CONSIGNE:
Mettez en forme, s'il vous plaît, les lignes des enregistrements ci-dessous en une liste JSON de chaînes, une chaîne par ligne, sans les lignes vides. Commencez à la première ligne des enregistrements et allez jusqu'à la ligne qui contient "row-label: Other xyxy=(22,212,58,229)", celle-ci comprise.

DONNÉES EXTRAITES:
● ● ●
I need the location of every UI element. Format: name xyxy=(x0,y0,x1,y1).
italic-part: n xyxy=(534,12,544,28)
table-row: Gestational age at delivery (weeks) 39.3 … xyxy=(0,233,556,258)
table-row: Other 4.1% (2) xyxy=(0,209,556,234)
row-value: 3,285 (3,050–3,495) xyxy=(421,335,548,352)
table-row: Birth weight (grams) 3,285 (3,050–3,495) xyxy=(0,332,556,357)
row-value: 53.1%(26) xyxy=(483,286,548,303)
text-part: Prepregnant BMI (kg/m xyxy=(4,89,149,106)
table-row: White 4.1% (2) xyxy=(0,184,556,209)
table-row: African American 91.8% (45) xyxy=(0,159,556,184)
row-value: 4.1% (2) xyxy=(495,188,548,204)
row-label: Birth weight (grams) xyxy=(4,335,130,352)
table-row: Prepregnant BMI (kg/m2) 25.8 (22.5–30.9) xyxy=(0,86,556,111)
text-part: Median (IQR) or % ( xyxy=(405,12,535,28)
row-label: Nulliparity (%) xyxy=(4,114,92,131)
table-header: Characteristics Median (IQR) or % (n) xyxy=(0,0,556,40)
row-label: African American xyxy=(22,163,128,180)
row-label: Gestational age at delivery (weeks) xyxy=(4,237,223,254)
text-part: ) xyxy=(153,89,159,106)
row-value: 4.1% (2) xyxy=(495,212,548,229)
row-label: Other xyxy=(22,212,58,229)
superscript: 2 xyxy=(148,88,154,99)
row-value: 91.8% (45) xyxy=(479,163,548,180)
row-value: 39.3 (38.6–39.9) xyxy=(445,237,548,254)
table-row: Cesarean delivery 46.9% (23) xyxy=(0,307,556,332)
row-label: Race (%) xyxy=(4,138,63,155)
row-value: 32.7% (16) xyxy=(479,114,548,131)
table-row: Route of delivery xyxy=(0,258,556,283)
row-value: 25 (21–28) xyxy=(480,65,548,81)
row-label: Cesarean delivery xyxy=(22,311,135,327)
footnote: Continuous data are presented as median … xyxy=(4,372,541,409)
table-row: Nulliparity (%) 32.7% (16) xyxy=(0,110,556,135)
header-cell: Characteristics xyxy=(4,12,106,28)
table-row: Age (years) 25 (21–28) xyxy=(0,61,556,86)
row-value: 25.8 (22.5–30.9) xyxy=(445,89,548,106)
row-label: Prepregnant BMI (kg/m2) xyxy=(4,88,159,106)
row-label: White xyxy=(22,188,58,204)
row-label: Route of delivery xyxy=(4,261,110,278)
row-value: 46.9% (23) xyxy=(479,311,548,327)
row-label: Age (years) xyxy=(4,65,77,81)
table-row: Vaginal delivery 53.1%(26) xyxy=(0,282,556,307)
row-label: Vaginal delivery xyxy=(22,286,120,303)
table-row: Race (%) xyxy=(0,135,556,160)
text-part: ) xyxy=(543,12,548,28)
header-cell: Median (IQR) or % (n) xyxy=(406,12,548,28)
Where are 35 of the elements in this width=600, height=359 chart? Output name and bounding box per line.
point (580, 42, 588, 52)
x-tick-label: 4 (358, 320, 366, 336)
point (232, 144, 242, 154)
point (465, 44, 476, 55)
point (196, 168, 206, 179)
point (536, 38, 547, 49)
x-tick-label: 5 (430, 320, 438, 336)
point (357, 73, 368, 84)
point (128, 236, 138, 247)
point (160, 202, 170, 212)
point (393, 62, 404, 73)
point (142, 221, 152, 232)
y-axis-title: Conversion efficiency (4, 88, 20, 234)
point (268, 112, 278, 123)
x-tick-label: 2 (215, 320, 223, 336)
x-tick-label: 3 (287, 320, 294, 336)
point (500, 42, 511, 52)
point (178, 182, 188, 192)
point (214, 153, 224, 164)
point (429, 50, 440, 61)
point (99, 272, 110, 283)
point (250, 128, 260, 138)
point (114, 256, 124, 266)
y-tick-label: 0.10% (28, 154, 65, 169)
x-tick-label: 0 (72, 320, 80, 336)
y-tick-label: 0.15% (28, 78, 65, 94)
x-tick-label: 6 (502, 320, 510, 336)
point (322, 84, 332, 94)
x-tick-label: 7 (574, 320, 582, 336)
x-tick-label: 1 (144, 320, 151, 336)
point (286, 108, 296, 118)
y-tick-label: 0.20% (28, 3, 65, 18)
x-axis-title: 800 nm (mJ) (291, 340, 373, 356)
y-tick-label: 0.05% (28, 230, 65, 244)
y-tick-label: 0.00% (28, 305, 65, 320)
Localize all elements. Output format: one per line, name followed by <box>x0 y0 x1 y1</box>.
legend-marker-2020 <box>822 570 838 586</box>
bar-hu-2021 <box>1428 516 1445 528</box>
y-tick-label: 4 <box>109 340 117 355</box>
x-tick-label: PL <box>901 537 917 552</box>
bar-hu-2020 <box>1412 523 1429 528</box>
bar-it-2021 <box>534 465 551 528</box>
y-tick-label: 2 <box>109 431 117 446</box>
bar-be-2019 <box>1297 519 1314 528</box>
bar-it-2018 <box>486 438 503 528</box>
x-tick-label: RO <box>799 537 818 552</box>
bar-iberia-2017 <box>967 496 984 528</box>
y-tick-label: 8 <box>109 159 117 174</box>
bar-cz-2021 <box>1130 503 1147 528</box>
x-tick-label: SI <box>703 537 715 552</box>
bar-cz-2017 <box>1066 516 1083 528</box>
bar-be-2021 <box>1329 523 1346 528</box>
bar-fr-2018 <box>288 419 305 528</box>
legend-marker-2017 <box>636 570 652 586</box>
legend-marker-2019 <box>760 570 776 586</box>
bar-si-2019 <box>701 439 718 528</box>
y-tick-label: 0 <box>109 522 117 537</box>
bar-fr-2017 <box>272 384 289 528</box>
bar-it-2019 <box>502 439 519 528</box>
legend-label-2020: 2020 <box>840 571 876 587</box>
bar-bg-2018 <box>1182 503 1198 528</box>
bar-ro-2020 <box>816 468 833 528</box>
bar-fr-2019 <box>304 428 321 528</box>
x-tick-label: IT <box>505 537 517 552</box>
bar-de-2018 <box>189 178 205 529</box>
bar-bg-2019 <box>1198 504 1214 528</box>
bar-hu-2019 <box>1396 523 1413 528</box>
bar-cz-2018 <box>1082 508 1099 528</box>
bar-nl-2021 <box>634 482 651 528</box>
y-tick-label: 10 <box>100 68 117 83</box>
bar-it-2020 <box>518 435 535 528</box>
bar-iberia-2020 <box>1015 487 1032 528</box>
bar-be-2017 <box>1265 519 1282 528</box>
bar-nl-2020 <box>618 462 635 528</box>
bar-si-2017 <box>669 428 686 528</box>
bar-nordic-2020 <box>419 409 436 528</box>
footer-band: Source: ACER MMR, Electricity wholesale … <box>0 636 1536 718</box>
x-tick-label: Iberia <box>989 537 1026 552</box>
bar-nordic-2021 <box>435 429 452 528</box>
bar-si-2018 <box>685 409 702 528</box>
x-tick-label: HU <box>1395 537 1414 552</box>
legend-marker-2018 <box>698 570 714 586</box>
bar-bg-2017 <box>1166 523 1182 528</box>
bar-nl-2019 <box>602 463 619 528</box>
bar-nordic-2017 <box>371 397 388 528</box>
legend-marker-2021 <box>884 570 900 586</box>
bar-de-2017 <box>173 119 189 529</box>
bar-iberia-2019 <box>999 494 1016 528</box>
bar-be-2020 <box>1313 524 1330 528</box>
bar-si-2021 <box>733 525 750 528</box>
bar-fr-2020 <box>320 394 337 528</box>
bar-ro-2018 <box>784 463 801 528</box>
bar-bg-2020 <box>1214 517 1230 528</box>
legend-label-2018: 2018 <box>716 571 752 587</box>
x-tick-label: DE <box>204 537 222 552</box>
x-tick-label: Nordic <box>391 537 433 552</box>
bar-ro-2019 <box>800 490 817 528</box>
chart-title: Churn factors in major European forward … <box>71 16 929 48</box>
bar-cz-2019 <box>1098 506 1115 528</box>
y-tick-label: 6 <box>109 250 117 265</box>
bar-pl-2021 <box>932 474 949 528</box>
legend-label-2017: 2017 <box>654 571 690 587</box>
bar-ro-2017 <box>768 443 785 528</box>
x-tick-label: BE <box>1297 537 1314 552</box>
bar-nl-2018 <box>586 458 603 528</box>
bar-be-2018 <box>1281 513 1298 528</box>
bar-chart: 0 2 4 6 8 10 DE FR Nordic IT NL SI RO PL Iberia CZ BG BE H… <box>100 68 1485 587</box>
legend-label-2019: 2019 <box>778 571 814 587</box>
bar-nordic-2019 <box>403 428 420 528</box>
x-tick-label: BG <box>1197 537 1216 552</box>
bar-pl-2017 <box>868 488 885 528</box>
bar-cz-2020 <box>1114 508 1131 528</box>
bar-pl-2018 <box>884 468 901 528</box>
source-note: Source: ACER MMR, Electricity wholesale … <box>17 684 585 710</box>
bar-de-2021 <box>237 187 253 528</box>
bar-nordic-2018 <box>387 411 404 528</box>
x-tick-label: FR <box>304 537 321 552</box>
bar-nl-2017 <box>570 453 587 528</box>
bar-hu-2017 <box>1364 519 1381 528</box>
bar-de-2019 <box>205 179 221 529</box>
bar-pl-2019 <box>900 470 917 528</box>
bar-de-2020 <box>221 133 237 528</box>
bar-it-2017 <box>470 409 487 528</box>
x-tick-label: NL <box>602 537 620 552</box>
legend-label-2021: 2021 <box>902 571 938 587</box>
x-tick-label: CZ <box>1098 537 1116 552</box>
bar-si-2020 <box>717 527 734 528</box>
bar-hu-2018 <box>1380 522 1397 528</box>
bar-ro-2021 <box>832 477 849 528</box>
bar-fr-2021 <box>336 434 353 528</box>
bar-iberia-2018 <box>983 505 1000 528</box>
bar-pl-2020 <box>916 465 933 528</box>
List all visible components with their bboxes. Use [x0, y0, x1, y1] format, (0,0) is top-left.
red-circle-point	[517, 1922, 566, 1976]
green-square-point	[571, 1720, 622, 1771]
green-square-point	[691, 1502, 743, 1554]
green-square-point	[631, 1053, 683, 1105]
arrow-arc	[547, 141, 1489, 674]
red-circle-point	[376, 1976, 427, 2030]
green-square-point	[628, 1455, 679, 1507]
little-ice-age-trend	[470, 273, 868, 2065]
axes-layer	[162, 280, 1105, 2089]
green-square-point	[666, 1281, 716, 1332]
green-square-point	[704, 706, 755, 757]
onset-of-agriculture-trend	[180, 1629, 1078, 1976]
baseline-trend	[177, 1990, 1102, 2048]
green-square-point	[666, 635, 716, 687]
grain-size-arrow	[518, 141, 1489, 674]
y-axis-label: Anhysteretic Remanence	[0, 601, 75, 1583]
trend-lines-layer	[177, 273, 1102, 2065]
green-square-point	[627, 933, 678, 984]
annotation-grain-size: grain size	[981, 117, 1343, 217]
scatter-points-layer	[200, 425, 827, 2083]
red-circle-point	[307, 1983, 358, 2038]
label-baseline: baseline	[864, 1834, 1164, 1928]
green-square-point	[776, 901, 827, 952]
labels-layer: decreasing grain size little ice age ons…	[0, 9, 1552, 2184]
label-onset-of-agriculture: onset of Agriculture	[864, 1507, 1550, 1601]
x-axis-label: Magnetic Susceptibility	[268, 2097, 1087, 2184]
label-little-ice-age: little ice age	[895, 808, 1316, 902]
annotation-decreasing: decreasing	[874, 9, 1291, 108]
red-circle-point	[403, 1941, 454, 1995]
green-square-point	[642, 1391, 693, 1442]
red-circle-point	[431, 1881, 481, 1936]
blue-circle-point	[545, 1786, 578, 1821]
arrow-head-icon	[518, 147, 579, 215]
● ● ●
RÉPONSE:
[
  "I need the location of every UI element. Format: name xyxy=(x0,y0,x1,y1).",
  "italic-part: n xyxy=(534,12,544,28)",
  "table-row: Gestational age at delivery (weeks) 39.3 … xyxy=(0,233,556,258)",
  "table-row: Other 4.1% (2) xyxy=(0,209,556,234)",
  "row-value: 3,285 (3,050–3,495) xyxy=(421,335,548,352)",
  "table-row: Birth weight (grams) 3,285 (3,050–3,495) xyxy=(0,332,556,357)",
  "row-value: 53.1%(26) xyxy=(483,286,548,303)",
  "text-part: Prepregnant BMI (kg/m xyxy=(4,89,149,106)",
  "table-row: White 4.1% (2) xyxy=(0,184,556,209)",
  "table-row: African American 91.8% (45) xyxy=(0,159,556,184)",
  "row-value: 4.1% (2) xyxy=(495,188,548,204)",
  "row-label: Birth weight (grams) xyxy=(4,335,130,352)",
  "table-row: Prepregnant BMI (kg/m2) 25.8 (22.5–30.9) xyxy=(0,86,556,111)",
  "text-part: Median (IQR) or % ( xyxy=(405,12,535,28)",
  "row-label: Nulliparity (%) xyxy=(4,114,92,131)",
  "table-header: Characteristics Median (IQR) or % (n) xyxy=(0,0,556,40)",
  "row-label: African American xyxy=(22,163,128,180)",
  "row-label: Gestational age at delivery (weeks) xyxy=(4,237,223,254)",
  "text-part: ) xyxy=(153,89,159,106)",
  "row-value: 4.1% (2) xyxy=(495,212,548,229)",
  "row-label: Other xyxy=(22,212,58,229)"
]